Directions for this task:
Extract each line of the data and write it out again exactly.

Entries with figure data
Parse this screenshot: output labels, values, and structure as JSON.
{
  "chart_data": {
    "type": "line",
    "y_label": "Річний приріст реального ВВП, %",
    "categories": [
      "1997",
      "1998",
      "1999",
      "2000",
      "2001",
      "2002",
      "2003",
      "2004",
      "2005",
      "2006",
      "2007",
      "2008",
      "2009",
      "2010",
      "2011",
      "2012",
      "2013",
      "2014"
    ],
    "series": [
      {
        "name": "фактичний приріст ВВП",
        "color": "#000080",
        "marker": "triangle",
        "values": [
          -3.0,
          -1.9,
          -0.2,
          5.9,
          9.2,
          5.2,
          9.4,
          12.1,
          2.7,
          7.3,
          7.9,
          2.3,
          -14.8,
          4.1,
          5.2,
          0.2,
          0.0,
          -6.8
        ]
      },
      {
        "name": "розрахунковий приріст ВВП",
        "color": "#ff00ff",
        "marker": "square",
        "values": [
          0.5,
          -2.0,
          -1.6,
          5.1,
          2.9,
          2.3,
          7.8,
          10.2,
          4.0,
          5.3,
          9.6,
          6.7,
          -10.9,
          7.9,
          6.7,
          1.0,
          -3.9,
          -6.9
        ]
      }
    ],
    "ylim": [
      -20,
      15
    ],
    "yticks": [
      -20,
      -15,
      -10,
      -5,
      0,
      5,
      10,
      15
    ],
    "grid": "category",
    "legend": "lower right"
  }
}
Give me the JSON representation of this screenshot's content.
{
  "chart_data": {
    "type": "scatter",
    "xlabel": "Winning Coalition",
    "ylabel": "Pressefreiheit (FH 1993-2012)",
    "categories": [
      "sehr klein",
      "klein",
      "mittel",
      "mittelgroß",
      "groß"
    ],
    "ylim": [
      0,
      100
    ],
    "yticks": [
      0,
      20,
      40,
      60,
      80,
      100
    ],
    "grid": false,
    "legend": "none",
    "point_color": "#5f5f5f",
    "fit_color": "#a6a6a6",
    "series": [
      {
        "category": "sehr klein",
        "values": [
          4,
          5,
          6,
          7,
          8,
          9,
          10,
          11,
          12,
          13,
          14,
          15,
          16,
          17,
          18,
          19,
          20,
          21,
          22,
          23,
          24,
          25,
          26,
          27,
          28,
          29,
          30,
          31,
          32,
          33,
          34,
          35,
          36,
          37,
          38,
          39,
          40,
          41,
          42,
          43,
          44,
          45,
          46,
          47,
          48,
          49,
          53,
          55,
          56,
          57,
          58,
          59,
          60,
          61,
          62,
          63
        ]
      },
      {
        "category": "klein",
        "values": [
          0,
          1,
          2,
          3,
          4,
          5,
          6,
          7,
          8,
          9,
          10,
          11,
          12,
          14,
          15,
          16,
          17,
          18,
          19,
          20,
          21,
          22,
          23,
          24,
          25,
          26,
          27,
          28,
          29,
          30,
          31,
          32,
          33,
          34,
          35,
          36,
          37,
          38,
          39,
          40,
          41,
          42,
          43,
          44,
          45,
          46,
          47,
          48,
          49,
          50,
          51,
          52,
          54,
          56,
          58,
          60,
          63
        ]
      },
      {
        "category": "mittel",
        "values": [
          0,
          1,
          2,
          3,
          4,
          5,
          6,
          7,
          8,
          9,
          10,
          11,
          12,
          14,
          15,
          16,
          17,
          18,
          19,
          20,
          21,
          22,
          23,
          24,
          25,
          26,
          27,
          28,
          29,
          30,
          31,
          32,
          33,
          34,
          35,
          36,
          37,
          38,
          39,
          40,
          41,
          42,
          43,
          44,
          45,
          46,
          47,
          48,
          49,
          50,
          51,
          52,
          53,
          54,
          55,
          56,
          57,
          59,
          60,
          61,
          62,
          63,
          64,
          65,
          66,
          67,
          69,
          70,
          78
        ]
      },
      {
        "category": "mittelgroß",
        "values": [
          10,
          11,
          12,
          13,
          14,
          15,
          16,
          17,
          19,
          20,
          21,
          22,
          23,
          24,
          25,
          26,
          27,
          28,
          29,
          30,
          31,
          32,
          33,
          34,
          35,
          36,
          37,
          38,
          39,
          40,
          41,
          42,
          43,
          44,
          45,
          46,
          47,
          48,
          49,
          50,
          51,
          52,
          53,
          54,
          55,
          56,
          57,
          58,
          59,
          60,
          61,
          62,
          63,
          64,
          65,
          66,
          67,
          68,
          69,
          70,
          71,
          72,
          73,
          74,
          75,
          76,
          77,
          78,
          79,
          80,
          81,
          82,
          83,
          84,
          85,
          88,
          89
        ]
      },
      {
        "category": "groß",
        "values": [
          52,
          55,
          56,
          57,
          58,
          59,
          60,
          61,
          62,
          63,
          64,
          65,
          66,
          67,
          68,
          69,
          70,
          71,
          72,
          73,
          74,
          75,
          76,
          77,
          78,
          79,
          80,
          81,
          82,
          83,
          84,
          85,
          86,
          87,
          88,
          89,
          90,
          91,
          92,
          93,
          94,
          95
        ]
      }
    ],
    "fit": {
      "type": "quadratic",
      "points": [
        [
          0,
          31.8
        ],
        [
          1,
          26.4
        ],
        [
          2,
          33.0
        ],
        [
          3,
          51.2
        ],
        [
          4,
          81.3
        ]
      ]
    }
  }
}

Reply to the task:
Parse this screenshot: output labels, values, and structure as JSON.
{
  "chart_data": {
    "type": "line",
    "y_label": "Річний приріст реального ВВП, %",
    "categories": [
      "1997",
      "1998",
      "1999",
      "2000",
      "2001",
      "2002",
      "2003",
      "2004",
      "2005",
      "2006",
      "2007",
      "2008",
      "2009",
      "2010",
      "2011",
      "2012",
      "2013",
      "2014"
    ],
    "series": [
      {
        "name": "фактичний приріст ВВП",
        "color": "#000080",
        "marker": "triangle",
        "values": [
          -3.0,
          -1.9,
          -0.2,
          5.9,
          9.2,
          5.2,
          9.4,
          12.1,
          2.7,
          7.3,
          7.9,
          2.3,
          -14.8,
          4.1,
          5.2,
          0.2,
          0.0,
          -6.8
        ]
      },
      {
        "name": "розрахунковий приріст ВВП",
        "color": "#ff00ff",
        "marker": "square",
        "values": [
          0.5,
          -2.0,
          -1.6,
          5.1,
          2.9,
          2.3,
          7.8,
          10.2,
          4.0,
          5.3,
          9.6,
          6.7,
          -10.9,
          7.9,
          6.7,
          1.0,
          -3.9,
          -6.9
        ]
      }
    ],
    "ylim": [
      -20,
      15
    ],
    "yticks": [
      -20,
      -15,
      -10,
      -5,
      0,
      5,
      10,
      15
    ],
    "grid": "category",
    "legend": "lower right"
  }
}
Give me the JSON representation of this screenshot's content.
{
  "chart_data": {
    "type": "scatter",
    "xlabel": "Winning Coalition",
    "ylabel": "Pressefreiheit (FH 1993-2012)",
    "categories": [
      "sehr klein",
      "klein",
      "mittel",
      "mittelgroß",
      "groß"
    ],
    "ylim": [
      0,
      100
    ],
    "yticks": [
      0,
      20,
      40,
      60,
      80,
      100
    ],
    "grid": false,
    "legend": "none",
    "point_color": "#5f5f5f",
    "fit_color": "#a6a6a6",
    "series": [
      {
        "category": "sehr klein",
        "values": [
          4,
          5,
          6,
          7,
          8,
          9,
          10,
          11,
          12,
          13,
          14,
          15,
          16,
          17,
          18,
          19,
          20,
          21,
          22,
          23,
          24,
          25,
          26,
          27,
          28,
          29,
          30,
          31,
          32,
          33,
          34,
          35,
          36,
          37,
          38,
          39,
          40,
          41,
          42,
          43,
          44,
          45,
          46,
          47,
          48,
          49,
          53,
          55,
          56,
          57,
          58,
          59,
          60,
          61,
          62,
          63
        ]
      },
      {
        "category": "klein",
        "values": [
          0,
          1,
          2,
          3,
          4,
          5,
          6,
          7,
          8,
          9,
          10,
          11,
          12,
          14,
          15,
          16,
          17,
          18,
          19,
          20,
          21,
          22,
          23,
          24,
          25,
          26,
          27,
          28,
          29,
          30,
          31,
          32,
          33,
          34,
          35,
          36,
          37,
          38,
          39,
          40,
          41,
          42,
          43,
          44,
          45,
          46,
          47,
          48,
          49,
          50,
          51,
          52,
          54,
          56,
          58,
          60,
          63
        ]
      },
      {
        "category": "mittel",
        "values": [
          0,
          1,
          2,
          3,
          4,
          5,
          6,
          7,
          8,
          9,
          10,
          11,
          12,
          14,
          15,
          16,
          17,
          18,
          19,
          20,
          21,
          22,
          23,
          24,
          25,
          26,
          27,
          28,
          29,
          30,
          31,
          32,
          33,
          34,
          35,
          36,
          37,
          38,
          39,
          40,
          41,
          42,
          43,
          44,
          45,
          46,
          47,
          48,
          49,
          50,
          51,
          52,
          53,
          54,
          55,
          56,
          57,
          59,
          60,
          61,
          62,
          63,
          64,
          65,
          66,
          67,
          69,
          70,
          78
        ]
      },
      {
        "category": "mittelgroß",
        "values": [
          10,
          11,
          12,
          13,
          14,
          15,
          16,
          17,
          19,
          20,
          21,
          22,
          23,
          24,
          25,
          26,
          27,
          28,
          29,
          30,
          31,
          32,
          33,
          34,
          35,
          36,
          37,
          38,
          39,
          40,
          41,
          42,
          43,
          44,
          45,
          46,
          47,
          48,
          49,
          50,
          51,
          52,
          53,
          54,
          55,
          56,
          57,
          58,
          59,
          60,
          61,
          62,
          63,
          64,
          65,
          66,
          67,
          68,
          69,
          70,
          71,
          72,
          73,
          74,
          75,
          76,
          77,
          78,
          79,
          80,
          81,
          82,
          83,
          84,
          85,
          88,
          89
        ]
      },
      {
        "category": "groß",
        "values": [
          52,
          55,
          56,
          57,
          58,
          59,
          60,
          61,
          62,
          63,
          64,
          65,
          66,
          67,
          68,
          69,
          70,
          71,
          72,
          73,
          74,
          75,
          76,
          77,
          78,
          79,
          80,
          81,
          82,
          83,
          84,
          85,
          86,
          87,
          88,
          89,
          90,
          91,
          92,
          93,
          94,
          95
        ]
      }
    ],
    "fit": {
      "type": "quadratic",
      "points": [
        [
          0,
          31.8
        ],
        [
          1,
          26.4
        ],
        [
          2,
          33.0
        ],
        [
          3,
          51.2
        ],
        [
          4,
          81.3
        ]
      ]
    }
  }
}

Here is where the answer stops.